* **RECORDS FOR THE EXERCISE**
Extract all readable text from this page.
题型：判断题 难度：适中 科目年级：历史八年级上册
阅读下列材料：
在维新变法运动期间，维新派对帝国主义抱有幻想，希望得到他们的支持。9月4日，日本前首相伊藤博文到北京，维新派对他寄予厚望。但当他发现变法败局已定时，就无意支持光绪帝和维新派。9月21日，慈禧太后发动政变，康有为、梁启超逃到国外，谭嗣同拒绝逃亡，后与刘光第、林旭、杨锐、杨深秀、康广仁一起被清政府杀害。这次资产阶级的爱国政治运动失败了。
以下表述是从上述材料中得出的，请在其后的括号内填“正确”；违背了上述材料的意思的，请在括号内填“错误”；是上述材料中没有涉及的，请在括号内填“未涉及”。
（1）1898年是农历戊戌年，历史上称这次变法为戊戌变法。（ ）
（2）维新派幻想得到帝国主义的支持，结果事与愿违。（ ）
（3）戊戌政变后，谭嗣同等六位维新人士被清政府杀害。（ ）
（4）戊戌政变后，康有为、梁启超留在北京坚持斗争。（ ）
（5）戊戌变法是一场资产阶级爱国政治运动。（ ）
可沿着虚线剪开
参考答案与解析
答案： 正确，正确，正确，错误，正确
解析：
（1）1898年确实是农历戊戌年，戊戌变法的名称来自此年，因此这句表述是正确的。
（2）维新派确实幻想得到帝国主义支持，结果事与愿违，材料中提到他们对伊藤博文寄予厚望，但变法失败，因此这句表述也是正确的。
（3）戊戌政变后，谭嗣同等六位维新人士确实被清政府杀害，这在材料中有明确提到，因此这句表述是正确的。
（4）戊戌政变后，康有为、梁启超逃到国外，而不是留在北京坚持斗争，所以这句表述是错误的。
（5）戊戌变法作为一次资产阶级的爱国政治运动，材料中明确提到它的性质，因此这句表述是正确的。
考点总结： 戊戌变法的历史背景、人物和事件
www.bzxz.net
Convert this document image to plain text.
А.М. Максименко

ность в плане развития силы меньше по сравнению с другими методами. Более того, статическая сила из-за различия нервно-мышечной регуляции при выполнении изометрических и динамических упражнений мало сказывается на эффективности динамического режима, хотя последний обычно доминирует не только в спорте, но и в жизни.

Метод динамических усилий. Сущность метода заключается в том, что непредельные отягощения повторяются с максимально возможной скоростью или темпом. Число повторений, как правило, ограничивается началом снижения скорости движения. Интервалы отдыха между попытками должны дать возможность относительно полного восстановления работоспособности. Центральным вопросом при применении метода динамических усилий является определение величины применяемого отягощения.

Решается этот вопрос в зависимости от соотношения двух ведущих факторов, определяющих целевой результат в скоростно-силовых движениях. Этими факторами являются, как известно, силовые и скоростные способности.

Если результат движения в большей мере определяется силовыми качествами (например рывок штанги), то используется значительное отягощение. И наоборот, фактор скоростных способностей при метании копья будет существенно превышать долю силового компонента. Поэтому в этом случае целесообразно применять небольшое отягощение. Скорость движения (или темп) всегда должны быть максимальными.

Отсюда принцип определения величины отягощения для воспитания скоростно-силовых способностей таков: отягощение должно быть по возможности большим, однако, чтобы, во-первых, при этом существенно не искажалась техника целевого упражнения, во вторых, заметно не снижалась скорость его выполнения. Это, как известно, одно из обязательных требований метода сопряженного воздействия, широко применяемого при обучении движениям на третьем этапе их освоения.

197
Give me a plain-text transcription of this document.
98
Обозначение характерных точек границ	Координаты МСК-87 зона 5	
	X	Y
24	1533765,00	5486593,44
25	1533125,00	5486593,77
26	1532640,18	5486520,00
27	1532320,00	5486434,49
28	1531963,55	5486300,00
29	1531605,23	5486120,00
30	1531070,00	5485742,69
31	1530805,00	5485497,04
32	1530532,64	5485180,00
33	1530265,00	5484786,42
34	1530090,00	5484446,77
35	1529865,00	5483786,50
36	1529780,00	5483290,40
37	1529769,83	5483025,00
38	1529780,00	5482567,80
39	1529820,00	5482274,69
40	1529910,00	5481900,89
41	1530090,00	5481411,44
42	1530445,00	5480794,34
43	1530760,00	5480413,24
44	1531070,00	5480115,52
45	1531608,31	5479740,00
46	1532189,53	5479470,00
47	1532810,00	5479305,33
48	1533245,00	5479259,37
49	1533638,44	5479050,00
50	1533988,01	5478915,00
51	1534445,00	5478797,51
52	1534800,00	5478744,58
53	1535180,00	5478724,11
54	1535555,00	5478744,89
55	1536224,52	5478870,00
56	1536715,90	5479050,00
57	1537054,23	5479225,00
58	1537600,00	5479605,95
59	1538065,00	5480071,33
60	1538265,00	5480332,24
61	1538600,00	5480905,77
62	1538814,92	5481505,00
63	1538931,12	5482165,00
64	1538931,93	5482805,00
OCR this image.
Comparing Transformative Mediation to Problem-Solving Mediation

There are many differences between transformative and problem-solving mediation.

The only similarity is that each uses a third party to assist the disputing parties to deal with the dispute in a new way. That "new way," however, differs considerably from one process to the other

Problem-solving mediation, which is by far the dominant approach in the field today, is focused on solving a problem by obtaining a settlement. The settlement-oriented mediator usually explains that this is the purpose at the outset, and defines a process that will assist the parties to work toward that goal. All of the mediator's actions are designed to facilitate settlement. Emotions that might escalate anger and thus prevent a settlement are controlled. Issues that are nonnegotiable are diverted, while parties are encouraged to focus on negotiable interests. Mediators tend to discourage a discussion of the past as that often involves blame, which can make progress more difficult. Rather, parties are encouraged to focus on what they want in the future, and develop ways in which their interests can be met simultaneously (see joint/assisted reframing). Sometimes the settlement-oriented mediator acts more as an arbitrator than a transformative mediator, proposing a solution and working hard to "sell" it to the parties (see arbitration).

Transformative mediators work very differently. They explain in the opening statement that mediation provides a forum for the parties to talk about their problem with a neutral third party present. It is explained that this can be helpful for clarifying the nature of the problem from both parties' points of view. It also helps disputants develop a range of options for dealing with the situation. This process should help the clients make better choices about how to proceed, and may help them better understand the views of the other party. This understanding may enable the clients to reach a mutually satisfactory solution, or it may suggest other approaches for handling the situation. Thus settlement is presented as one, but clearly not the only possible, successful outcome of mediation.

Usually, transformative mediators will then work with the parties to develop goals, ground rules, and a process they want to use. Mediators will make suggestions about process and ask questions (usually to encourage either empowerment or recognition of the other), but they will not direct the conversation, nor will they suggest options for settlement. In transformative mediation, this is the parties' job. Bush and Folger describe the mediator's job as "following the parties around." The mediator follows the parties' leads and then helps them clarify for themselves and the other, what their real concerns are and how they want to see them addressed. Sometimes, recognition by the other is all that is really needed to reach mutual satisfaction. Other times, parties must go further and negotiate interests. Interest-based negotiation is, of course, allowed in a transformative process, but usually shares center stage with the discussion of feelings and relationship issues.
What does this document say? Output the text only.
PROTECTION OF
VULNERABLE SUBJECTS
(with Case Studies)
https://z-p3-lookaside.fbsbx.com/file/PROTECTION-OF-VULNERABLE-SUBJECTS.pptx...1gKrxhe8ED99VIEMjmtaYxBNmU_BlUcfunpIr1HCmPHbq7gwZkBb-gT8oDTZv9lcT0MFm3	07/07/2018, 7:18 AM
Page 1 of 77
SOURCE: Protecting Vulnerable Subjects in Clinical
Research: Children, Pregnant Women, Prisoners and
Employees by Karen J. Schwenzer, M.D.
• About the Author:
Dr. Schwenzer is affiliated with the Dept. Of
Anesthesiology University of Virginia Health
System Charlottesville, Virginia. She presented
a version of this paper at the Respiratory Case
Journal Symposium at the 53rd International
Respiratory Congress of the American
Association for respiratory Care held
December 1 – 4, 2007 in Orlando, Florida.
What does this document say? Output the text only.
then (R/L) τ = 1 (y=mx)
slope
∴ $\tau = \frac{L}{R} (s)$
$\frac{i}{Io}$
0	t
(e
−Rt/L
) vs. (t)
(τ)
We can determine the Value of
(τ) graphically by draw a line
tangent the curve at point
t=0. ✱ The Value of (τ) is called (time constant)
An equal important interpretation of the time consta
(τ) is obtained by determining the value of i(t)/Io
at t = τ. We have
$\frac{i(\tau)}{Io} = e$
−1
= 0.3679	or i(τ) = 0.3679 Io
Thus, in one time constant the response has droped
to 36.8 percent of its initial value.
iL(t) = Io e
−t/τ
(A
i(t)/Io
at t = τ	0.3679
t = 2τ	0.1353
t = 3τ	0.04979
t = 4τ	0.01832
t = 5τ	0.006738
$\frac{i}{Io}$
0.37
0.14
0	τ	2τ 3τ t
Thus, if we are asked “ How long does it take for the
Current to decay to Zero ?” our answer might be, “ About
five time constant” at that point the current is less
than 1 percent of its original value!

* **EXERCISE GOAL**
Identify the lines that hold the word "percent". Copy every one of them.

* **PROBLEM SOLUTION**
to 36.8 percent of its initial value.
than 1 percent of its original value!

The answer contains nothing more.